======== Extrait à lire ========

Vous penserez peut-être que la littérature n'a rien à voir avec la réalité et qu'un personnage de fiction n'a rien à vous apprendre. Ce serait une erreur. En effet, Emmanuelle Cornu, jointe pour une entrevue téléphonique, dit s'être inspirée d'une expérience personnelle pour écrire ce roman: «Il s'agit d'une fiction, mais basée en partie sur mon vécu. J'ai fait des démarches d'insémination et d'adoption il y a une dizaine d'années. Ensuite, j'ai fait une dépression et des thérapies. Je me suis inspirée de ça.»

======== Données fournies ========

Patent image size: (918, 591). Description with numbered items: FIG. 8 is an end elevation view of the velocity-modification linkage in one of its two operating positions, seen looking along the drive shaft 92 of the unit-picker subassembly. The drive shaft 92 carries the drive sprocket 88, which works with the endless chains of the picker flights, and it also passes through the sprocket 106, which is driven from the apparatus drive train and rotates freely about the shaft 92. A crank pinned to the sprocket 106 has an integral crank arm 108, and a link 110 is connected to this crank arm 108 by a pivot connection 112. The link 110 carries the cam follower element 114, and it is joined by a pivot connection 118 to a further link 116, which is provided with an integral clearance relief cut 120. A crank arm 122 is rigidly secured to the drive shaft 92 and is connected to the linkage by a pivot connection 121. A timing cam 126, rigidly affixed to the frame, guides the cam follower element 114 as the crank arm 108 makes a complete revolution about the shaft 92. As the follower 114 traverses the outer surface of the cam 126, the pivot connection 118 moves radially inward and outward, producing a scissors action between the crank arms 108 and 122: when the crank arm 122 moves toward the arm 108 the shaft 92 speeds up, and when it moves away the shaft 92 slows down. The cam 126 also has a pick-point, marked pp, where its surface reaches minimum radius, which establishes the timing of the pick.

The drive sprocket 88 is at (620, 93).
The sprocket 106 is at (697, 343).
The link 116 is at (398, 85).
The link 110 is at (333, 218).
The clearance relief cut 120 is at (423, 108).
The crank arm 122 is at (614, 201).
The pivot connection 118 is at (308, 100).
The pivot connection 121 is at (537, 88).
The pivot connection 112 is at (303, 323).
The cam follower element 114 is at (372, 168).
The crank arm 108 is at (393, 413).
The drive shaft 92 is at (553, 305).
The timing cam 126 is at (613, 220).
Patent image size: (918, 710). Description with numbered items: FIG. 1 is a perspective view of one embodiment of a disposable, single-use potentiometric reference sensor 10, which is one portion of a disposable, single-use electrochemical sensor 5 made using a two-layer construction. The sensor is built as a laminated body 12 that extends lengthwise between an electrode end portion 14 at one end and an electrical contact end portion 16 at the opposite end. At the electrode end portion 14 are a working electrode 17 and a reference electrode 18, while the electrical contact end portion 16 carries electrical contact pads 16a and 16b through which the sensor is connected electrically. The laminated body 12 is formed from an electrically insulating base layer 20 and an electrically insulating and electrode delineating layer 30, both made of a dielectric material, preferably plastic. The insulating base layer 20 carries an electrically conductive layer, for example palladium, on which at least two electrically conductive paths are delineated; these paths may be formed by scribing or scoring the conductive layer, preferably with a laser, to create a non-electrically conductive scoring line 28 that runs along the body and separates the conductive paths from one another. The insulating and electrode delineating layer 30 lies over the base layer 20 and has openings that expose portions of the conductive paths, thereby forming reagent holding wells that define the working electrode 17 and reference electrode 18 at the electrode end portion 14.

========

> Consignes:
a – Présentez sous forme de liste JSON de chaînes les lignes des enregistrements, en commençant au début des enregistrements et en terminant à la ligne qui contient «The timing cam 126 is at (613, 220).», à raison d'une chaîne par ligne et sans les lignes vides.
b – Rédigez la suite de l'extrait sur le roman d'Emmanuelle Cornu, à partir de sa dernière phrase.

> Les réponses:
a –
[
  "Patent image size: (918, 591). Description with numbered items: FIG. 8 is an end elevation view of the velocity-modification linkage in one of its two operating positions, seen looking along the drive shaft 92 of the unit-picker subassembly. The drive shaft 92 carries the drive sprocket 88, which works with the endless chains of the picker flights, and it also passes through the sprocket 106, which is driven from the apparatus drive train and rotates freely about the shaft 92. A crank pinned to the sprocket 106 has an integral crank arm 108, and a link 110 is connected to this crank arm 108 by a pivot connection 112. The link 110 carries the cam follower element 114, and it is joined by a pivot connection 118 to a further link 116, which is provided with an integral clearance relief cut 120. A crank arm 122 is rigidly secured to the drive shaft 92 and is connected to the linkage by a pivot connection 121. A timing cam 126, rigidly affixed to the frame, guides the cam follower element 114 as the crank arm 108 makes a complete revolution about the shaft 92. As the follower 114 traverses the outer surface of the cam 126, the pivot connection 118 moves radially inward and outward, producing a scissors action between the crank arms 108 and 122: when the crank arm 122 moves toward the arm 108 the shaft 92 speeds up, and when it moves away the shaft 92 slows down. The cam 126 also has a pick-point, marked pp, where its surface reaches minimum radius, which establishes the timing of the pick.",
  "The drive sprocket 88 is at (620, 93).",
  "The sprocket 106 is at (697, 343).",
  "The link 116 is at (398, 85).",
  "The link 110 is at (333, 218).",
  "The clearance relief cut 120 is at (423, 108).",
  "The crank arm 122 is at (614, 201).",
  "The pivot connection 118 is at (308, 100).",
  "The pivot connection 121 is at (537, 88).",
  "The pivot connection 112 is at (303, 323).",
  "The cam follower element 114 is at (372, 168).",
  "The crank arm 108 is at (393, 413).",
  "The drive shaft 92 is at (553, 305).",
  "The timing cam 126 is at (613, 220)."
]

b –
J'espère que ce voyage dans la tête d'une personne différente de vous ouvrira votre cœur et, surtout, vous fera réfléchir sur votre projet de loi 20. Idéalement, vous en viendrez à la même conclusion que moi et que plusieurs personnes voulant devenir parents: cette loi est capacitiste, c'est-à-dire qu'elle discrimine les gens par rapport à leurs capacités physiques (de procréation) et par rapport à leurs capacités financières.

Sur ce, je vous souhaite une bonne lecture, Monsieur le Ministre!

Anna, salle d'attente, Emmanuelle Cornu, Éditions Druide, 2016

Ce billet a initialement été publié sur le site des Méconnus.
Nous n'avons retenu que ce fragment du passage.